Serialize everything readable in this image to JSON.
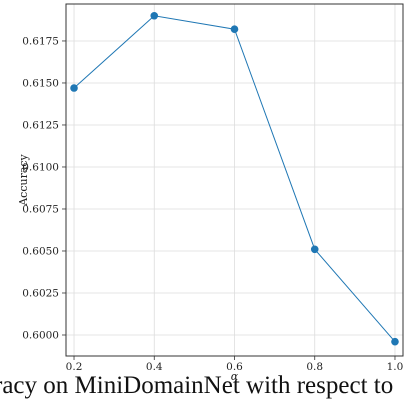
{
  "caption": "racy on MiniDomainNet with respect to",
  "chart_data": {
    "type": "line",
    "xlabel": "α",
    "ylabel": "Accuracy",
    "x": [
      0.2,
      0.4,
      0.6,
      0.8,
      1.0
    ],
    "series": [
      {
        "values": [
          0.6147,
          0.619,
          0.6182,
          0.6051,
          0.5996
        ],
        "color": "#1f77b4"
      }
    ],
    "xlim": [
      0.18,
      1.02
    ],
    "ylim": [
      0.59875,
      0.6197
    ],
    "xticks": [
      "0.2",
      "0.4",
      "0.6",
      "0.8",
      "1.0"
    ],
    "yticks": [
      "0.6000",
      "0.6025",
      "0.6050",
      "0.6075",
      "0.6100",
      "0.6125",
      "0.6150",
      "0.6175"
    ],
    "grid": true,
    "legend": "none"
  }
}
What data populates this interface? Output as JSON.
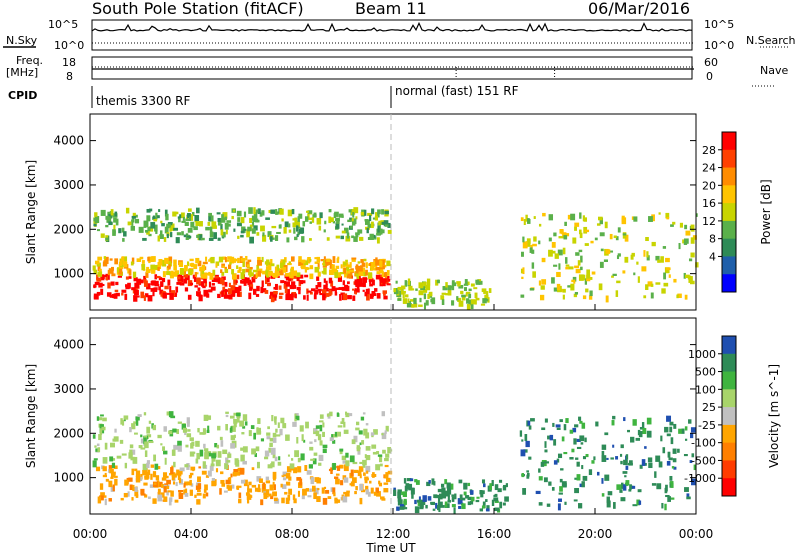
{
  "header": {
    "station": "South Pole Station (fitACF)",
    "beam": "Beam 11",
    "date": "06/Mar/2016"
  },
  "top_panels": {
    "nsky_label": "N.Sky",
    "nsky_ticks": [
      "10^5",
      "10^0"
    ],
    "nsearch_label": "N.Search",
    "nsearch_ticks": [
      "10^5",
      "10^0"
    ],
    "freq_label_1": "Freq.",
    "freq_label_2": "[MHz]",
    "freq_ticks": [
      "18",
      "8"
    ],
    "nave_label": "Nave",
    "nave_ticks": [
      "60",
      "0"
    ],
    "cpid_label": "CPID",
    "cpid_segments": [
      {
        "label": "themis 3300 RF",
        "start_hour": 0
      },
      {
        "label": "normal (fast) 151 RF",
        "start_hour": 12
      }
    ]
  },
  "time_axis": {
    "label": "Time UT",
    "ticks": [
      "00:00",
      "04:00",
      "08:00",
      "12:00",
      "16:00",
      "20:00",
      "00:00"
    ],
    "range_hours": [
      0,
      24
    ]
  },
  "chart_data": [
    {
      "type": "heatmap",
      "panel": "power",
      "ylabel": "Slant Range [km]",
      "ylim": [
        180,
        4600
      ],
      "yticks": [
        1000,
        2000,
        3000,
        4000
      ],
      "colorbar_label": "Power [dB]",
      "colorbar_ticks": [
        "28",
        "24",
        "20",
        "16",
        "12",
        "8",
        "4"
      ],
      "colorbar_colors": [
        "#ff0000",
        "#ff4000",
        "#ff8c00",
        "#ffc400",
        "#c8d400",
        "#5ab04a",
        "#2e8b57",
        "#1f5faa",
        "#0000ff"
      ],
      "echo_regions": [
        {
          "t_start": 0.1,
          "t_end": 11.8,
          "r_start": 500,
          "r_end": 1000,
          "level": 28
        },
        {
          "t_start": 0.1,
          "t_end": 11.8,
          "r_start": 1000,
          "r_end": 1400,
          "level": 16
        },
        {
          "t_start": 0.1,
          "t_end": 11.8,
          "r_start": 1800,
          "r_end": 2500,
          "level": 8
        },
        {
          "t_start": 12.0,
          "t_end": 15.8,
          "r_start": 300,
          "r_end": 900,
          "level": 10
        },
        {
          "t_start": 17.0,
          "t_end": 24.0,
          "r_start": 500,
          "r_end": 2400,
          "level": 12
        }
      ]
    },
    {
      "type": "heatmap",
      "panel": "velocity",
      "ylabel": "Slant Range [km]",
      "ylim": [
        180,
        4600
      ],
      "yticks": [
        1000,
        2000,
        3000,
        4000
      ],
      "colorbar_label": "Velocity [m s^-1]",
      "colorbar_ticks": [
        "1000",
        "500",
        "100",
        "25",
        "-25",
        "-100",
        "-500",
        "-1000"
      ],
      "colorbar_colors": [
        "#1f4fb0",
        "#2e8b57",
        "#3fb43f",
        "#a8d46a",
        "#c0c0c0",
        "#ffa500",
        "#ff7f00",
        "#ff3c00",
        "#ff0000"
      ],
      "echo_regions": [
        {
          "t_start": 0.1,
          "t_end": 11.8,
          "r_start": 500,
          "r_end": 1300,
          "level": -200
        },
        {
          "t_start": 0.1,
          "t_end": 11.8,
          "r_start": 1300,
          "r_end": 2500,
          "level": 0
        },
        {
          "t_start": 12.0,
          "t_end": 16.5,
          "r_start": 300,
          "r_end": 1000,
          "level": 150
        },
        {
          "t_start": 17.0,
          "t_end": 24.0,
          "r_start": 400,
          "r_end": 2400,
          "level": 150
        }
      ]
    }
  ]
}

════════════════════

● **Exercise goal**
How many lines in the data contain the string "level"? Respond with the number only.

● **Output**
9